Lines that contain "三个音乐家" are to be counted; give only their number.

• **Supplied data**
========
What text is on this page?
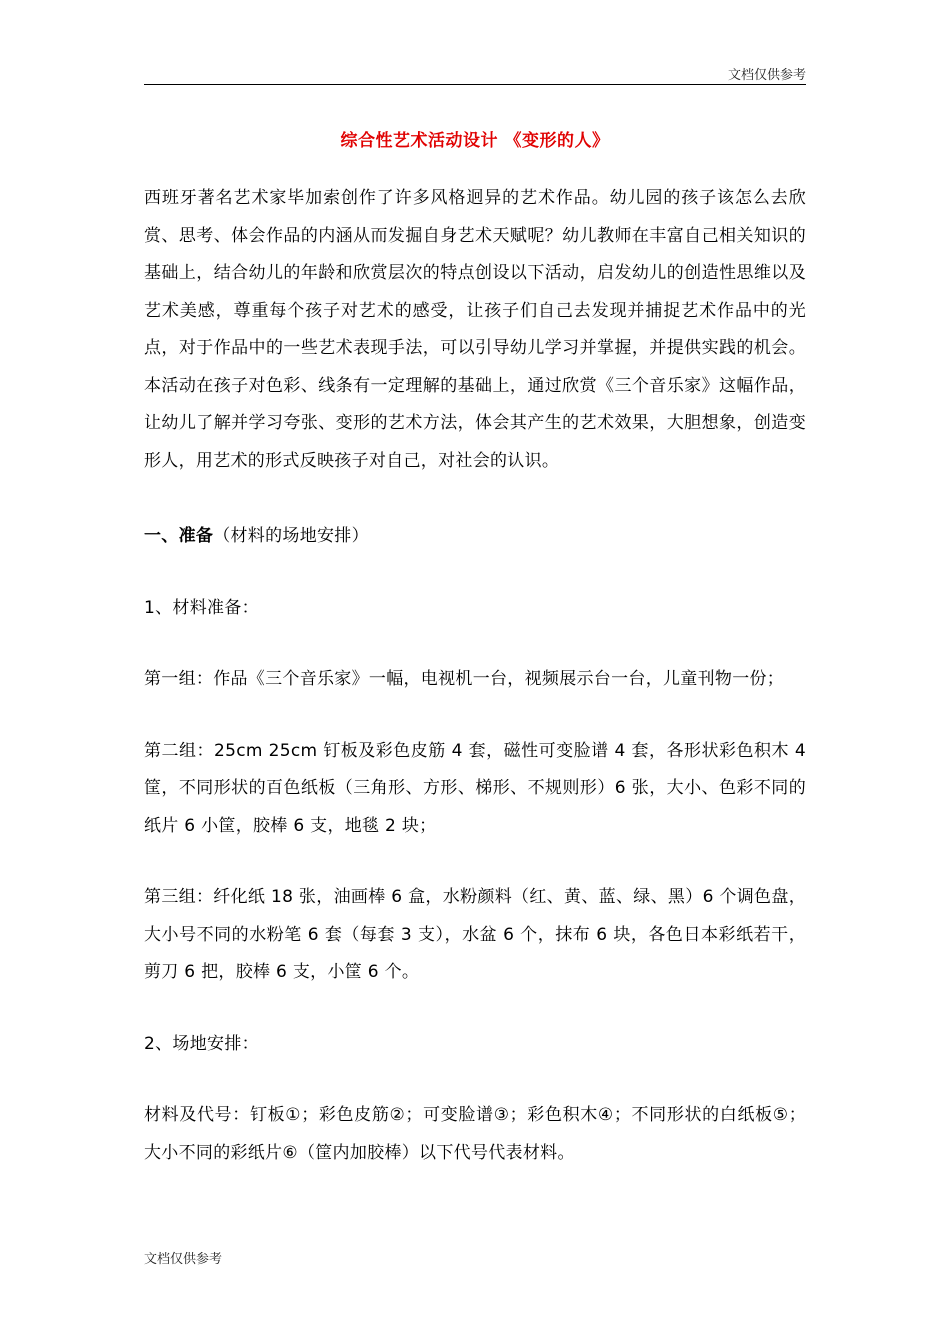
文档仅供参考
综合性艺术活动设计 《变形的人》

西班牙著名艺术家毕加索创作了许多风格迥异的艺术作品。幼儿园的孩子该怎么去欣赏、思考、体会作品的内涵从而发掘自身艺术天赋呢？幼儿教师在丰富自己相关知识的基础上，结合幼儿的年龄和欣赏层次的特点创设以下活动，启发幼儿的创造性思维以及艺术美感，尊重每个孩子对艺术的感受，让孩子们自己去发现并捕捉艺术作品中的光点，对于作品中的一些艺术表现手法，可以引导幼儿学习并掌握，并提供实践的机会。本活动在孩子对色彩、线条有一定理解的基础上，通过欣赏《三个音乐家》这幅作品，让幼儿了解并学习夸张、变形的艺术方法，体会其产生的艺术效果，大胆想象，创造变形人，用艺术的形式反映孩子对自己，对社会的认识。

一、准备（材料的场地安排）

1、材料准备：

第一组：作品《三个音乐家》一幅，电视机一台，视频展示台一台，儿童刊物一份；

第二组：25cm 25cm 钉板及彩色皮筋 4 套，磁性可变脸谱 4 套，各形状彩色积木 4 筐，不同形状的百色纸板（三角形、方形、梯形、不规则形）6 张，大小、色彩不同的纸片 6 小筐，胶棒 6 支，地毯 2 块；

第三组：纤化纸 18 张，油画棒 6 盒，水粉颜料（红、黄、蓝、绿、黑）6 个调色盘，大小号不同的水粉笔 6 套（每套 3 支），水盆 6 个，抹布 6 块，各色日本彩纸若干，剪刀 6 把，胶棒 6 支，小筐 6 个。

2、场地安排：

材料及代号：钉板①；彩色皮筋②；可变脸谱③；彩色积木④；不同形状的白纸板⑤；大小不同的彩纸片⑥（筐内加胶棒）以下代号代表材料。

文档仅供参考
========
• **Problem solution**
2